* Input material *
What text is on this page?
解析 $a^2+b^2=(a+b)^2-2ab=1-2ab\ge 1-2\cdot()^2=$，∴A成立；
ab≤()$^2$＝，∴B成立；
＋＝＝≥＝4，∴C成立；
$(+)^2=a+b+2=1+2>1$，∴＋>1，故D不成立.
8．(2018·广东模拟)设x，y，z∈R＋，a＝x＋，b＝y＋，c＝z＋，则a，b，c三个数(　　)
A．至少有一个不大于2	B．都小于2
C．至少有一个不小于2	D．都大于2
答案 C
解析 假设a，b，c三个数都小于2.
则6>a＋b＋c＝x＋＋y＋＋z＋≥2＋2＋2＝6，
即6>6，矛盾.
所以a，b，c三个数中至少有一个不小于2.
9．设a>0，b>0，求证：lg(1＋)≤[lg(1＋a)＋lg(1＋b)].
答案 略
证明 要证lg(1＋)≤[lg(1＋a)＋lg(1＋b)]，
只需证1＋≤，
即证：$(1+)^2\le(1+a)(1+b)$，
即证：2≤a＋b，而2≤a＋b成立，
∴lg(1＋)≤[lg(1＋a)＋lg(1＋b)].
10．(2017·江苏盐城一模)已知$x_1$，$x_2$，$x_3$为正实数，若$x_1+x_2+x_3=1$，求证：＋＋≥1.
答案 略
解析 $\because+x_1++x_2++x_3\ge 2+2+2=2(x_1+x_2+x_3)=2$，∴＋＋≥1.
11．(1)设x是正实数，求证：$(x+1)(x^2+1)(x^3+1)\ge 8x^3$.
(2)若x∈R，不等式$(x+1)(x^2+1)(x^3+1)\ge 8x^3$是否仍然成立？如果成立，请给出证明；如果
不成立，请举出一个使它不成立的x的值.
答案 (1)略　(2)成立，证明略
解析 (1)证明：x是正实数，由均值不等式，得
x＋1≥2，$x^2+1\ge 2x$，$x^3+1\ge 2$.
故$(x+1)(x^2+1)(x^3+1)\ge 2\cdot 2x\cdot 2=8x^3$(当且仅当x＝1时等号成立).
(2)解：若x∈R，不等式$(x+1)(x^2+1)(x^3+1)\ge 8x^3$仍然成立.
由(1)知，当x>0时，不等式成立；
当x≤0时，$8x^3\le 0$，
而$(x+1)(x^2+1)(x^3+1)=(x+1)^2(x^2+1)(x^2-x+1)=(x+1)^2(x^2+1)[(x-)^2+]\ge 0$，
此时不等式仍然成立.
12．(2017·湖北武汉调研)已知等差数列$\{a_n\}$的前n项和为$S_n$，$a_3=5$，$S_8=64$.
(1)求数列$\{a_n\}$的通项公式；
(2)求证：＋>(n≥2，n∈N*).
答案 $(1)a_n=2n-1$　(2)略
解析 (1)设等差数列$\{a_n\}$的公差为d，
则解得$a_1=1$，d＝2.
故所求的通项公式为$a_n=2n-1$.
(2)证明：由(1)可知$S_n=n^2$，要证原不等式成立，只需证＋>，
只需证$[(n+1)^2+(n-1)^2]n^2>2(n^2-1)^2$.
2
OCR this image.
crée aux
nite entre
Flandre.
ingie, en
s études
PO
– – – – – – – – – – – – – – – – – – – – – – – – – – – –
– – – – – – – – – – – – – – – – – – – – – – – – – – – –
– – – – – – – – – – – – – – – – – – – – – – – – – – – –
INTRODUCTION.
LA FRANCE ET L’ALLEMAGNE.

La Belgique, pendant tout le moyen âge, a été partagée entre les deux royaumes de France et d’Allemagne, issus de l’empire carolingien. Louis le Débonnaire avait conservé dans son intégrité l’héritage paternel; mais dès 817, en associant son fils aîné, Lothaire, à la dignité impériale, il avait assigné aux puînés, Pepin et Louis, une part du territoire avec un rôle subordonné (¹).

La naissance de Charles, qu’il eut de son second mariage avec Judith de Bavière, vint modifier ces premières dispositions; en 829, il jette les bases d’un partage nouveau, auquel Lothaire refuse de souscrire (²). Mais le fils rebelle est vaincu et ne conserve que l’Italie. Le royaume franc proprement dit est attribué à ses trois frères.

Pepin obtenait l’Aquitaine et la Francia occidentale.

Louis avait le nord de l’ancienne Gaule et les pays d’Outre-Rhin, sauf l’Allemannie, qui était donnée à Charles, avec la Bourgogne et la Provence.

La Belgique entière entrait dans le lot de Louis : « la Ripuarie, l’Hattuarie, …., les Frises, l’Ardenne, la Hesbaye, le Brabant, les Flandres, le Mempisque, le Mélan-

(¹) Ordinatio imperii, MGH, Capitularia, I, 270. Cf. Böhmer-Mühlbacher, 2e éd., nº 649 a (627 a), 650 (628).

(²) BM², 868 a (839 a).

* Problem statement *
Restate word for word the lines from the one holding "OCR this image." to the end of the listing, both ends included, and nothing more.

* Result for this exercise *
OCR this image.
crée aux
nite entre
Flandre.
ingie, en
s études
PO
– – – – – – – – – – – – – – – – – – – – – – – – – – – –
– – – – – – – – – – – – – – – – – – – – – – – – – – – –
– – – – – – – – – – – – – – – – – – – – – – – – – – – –
INTRODUCTION.
LA FRANCE ET L’ALLEMAGNE.

La Belgique, pendant tout le moyen âge, a été partagée entre les deux royaumes de France et d’Allemagne, issus de l’empire carolingien. Louis le Débonnaire avait conservé dans son intégrité l’héritage paternel; mais dès 817, en associant son fils aîné, Lothaire, à la dignité impériale, il avait assigné aux puînés, Pepin et Louis, une part du territoire avec un rôle subordonné (¹).

La naissance de Charles, qu’il eut de son second mariage avec Judith de Bavière, vint modifier ces premières dispositions; en 829, il jette les bases d’un partage nouveau, auquel Lothaire refuse de souscrire (²). Mais le fils rebelle est vaincu et ne conserve que l’Italie. Le royaume franc proprement dit est attribué à ses trois frères.

Pepin obtenait l’Aquitaine et la Francia occidentale.

Louis avait le nord de l’ancienne Gaule et les pays d’Outre-Rhin, sauf l’Allemannie, qui était donnée à Charles, avec la Bourgogne et la Provence.

La Belgique entière entrait dans le lot de Louis : « la Ripuarie, l’Hattuarie, …., les Frises, l’Ardenne, la Hesbaye, le Brabant, les Flandres, le Mempisque, le Mélan-

(¹) Ordinatio imperii, MGH, Capitularia, I, 270. Cf. Böhmer-Mühlbacher, 2e éd., nº 649 a (627 a), 650 (628).

(²) BM², 868 a (839 a).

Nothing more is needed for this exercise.